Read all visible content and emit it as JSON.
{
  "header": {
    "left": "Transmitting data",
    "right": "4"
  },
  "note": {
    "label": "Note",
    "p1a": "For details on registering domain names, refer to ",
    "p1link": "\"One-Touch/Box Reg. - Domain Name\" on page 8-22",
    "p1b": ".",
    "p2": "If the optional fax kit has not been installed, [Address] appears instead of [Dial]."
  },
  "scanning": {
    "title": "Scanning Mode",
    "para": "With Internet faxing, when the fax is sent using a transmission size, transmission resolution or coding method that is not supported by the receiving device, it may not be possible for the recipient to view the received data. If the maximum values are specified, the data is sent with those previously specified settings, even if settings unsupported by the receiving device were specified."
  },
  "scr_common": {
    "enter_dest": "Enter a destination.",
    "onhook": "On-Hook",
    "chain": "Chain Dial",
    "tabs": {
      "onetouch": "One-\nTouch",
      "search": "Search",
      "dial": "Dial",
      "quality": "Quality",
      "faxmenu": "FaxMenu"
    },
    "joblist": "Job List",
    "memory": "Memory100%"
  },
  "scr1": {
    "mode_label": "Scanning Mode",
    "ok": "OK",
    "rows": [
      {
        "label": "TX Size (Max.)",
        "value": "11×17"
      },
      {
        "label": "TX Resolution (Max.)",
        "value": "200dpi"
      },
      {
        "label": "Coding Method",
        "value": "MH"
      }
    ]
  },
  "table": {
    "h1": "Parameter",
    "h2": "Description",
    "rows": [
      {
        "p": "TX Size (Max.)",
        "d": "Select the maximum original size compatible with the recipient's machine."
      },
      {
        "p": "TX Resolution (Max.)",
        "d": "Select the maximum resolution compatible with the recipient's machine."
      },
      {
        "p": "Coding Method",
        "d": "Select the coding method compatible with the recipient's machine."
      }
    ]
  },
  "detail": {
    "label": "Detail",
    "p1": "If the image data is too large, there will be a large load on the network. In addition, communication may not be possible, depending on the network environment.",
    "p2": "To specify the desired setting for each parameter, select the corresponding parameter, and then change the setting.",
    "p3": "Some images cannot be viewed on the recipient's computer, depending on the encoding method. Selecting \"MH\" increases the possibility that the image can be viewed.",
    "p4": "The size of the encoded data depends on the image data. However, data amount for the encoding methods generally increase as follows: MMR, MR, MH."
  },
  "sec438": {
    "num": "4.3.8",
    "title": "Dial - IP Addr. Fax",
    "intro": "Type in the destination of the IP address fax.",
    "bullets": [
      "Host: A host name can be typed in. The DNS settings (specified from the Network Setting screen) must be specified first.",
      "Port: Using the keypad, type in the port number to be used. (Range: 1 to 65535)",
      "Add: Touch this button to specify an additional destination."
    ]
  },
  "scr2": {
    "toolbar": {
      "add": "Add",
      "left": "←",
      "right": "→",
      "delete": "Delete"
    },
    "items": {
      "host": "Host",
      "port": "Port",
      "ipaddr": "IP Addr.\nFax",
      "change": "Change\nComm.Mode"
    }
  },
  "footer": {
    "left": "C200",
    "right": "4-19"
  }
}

● **TASK BRIEF**
Transcribe the material above word for word.

● **ANSWER TO THIS EXERCISE**
Read all visible content and emit it as JSON.
{
  "header": {
    "left": "Transmitting data",
    "right": "4"
  },
  "note": {
    "label": "Note",
    "p1a": "For details on registering domain names, refer to ",
    "p1link": "\"One-Touch/Box Reg. - Domain Name\" on page 8-22",
    "p1b": ".",
    "p2": "If the optional fax kit has not been installed, [Address] appears instead of [Dial]."
  },
  "scanning": {
    "title": "Scanning Mode",
    "para": "With Internet faxing, when the fax is sent using a transmission size, transmission resolution or coding method that is not supported by the receiving device, it may not be possible for the recipient to view the received data. If the maximum values are specified, the data is sent with those previously specified settings, even if settings unsupported by the receiving device were specified."
  },
  "scr_common": {
    "enter_dest": "Enter a destination.",
    "onhook": "On-Hook",
    "chain": "Chain Dial",
    "tabs": {
      "onetouch": "One-\nTouch",
      "search": "Search",
      "dial": "Dial",
      "quality": "Quality",
      "faxmenu": "FaxMenu"
    },
    "joblist": "Job List",
    "memory": "Memory100%"
  },
  "scr1": {
    "mode_label": "Scanning Mode",
    "ok": "OK",
    "rows": [
      {
        "label": "TX Size (Max.)",
        "value": "11×17"
      },
      {
        "label": "TX Resolution (Max.)",
        "value": "200dpi"
      },
      {
        "label": "Coding Method",
        "value": "MH"
      }
    ]
  },
  "table": {
    "h1": "Parameter",
    "h2": "Description",
    "rows": [
      {
        "p": "TX Size (Max.)",
        "d": "Select the maximum original size compatible with the recipient's machine."
      },
      {
        "p": "TX Resolution (Max.)",
        "d": "Select the maximum resolution compatible with the recipient's machine."
      },
      {
        "p": "Coding Method",
        "d": "Select the coding method compatible with the recipient's machine."
      }
    ]
  },
  "detail": {
    "label": "Detail",
    "p1": "If the image data is too large, there will be a large load on the network. In addition, communication may not be possible, depending on the network environment.",
    "p2": "To specify the desired setting for each parameter, select the corresponding parameter, and then change the setting.",
    "p3": "Some images cannot be viewed on the recipient's computer, depending on the encoding method. Selecting \"MH\" increases the possibility that the image can be viewed.",
    "p4": "The size of the encoded data depends on the image data. However, data amount for the encoding methods generally increase as follows: MMR, MR, MH."
  },
  "sec438": {
    "num": "4.3.8",
    "title": "Dial - IP Addr. Fax",
    "intro": "Type in the destination of the IP address fax.",
    "bullets": [
      "Host: A host name can be typed in. The DNS settings (specified from the Network Setting screen) must be specified first.",
      "Port: Using the keypad, type in the port number to be used. (Range: 1 to 65535)",
      "Add: Touch this button to specify an additional destination."
    ]
  },
  "scr2": {
    "toolbar": {
      "add": "Add",
      "left": "←",
      "right": "→",
      "delete": "Delete"
    },
    "items": {
      "host": "Host",
      "port": "Port",
      "ipaddr": "IP Addr.\nFax",
      "change": "Change\nComm.Mode"
    }
  },
  "footer": {
    "left": "C200",
    "right": "4-19"
  }
}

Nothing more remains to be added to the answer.